- **Short problem**
Select from the data all lines with the word "beam".

Excerpt from a dataset
* * *
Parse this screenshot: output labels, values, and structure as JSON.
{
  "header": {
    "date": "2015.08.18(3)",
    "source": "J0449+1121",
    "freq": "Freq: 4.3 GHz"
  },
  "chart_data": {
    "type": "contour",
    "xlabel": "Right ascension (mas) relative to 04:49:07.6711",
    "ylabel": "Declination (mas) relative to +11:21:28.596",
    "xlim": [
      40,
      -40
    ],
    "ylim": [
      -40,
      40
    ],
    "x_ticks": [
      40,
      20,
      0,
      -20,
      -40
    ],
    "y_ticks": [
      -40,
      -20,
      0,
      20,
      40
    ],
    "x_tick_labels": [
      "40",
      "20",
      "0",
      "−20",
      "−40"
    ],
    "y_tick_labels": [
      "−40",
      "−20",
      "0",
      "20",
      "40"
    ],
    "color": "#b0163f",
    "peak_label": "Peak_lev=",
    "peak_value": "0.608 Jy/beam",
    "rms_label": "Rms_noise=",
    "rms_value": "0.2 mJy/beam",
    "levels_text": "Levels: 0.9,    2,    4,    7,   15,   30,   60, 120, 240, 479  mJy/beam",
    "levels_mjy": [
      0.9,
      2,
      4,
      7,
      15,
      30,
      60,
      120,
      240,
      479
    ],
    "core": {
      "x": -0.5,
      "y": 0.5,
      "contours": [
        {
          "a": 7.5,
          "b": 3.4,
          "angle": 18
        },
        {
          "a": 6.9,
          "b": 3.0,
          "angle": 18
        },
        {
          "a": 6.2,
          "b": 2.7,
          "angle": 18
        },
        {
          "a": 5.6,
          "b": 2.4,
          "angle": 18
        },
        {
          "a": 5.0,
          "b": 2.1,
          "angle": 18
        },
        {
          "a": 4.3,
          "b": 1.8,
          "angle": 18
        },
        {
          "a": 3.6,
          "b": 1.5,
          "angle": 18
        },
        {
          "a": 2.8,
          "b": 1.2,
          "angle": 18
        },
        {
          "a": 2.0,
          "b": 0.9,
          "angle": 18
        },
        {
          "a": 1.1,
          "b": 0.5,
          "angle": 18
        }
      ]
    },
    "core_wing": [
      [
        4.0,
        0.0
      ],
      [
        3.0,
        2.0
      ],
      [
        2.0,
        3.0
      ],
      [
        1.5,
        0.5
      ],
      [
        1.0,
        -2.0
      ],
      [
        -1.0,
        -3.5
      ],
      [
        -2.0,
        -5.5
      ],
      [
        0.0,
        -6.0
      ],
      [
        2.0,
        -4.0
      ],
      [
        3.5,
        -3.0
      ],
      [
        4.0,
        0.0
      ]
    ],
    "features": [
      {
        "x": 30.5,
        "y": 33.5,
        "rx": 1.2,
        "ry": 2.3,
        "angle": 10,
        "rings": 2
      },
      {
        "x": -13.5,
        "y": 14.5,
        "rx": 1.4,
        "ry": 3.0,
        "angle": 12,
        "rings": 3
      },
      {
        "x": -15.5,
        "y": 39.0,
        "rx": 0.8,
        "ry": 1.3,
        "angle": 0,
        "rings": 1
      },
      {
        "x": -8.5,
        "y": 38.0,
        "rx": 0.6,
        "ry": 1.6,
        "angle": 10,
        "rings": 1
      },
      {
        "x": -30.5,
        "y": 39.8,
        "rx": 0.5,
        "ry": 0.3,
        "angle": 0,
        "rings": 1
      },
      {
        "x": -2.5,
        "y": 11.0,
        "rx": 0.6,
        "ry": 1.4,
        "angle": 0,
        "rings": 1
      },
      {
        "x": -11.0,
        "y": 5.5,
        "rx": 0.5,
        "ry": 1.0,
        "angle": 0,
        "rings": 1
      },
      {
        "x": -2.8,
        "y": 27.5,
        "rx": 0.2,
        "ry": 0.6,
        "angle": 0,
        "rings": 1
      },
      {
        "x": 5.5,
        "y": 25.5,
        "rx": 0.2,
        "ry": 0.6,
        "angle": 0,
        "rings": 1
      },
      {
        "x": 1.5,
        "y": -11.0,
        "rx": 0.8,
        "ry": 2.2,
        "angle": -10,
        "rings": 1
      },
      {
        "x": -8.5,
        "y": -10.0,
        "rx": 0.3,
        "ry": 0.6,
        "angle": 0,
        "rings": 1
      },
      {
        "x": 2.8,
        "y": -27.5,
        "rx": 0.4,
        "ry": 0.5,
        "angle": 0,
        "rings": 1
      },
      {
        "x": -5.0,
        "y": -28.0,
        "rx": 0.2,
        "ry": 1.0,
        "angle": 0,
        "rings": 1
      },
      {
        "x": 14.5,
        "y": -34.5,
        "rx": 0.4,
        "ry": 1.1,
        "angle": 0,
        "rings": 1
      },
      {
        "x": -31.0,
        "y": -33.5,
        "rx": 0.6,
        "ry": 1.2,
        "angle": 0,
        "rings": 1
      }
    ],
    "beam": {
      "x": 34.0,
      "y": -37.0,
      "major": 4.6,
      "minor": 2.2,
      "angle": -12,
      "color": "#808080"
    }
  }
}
* * *
- **Correct response**
    "peak_value": "0.608 Jy/beam",
    "rms_value": "0.2 mJy/beam",
    "levels_text": "Levels: 0.9,    2,    4,    7,   15,   30,   60, 120, 240, 479  mJy/beam",
    "beam": {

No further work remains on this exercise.